### Goal
Go through the listing and return every line with "Pemain" in it.

### Listed entries

Start

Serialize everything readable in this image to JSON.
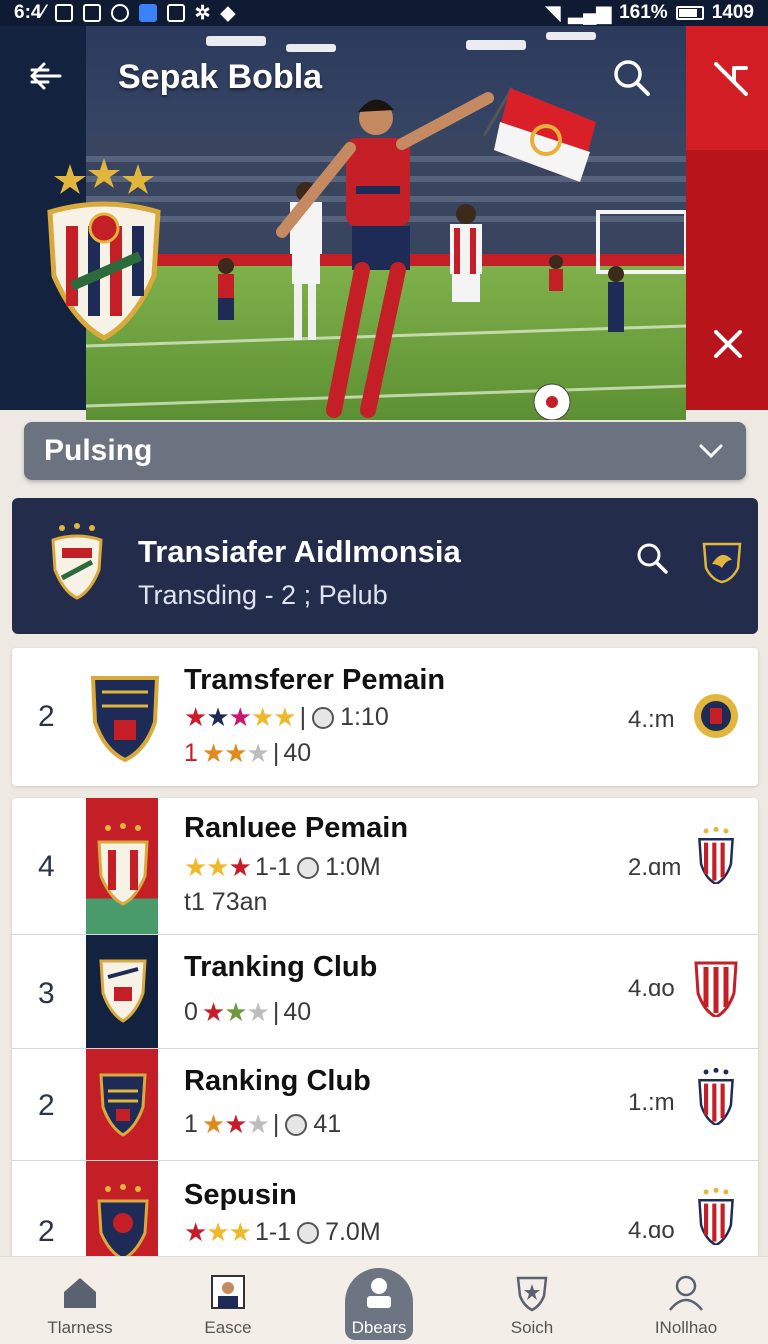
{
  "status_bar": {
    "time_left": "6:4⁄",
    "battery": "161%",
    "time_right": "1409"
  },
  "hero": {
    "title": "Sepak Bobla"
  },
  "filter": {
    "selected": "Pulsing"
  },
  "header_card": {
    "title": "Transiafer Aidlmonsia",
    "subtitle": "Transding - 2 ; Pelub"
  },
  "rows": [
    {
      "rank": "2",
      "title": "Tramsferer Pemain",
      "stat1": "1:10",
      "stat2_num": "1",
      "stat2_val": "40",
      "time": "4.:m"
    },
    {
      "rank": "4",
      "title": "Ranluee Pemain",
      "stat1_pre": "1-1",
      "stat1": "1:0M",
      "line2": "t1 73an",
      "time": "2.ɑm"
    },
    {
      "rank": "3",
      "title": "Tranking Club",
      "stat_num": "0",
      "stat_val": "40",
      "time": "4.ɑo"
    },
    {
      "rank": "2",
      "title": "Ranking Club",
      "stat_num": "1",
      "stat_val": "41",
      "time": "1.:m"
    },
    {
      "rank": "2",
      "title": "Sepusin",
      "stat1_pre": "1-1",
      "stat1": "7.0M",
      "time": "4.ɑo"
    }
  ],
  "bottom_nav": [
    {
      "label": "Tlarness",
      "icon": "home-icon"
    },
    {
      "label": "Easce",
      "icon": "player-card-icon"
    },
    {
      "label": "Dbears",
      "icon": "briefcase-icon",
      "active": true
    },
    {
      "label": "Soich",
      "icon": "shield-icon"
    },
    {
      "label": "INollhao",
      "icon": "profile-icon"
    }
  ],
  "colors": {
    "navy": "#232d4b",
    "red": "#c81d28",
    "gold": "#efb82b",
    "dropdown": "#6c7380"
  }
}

End

### Exercise result
      "title": "Tramsferer Pemain",
      "title": "Ranluee Pemain",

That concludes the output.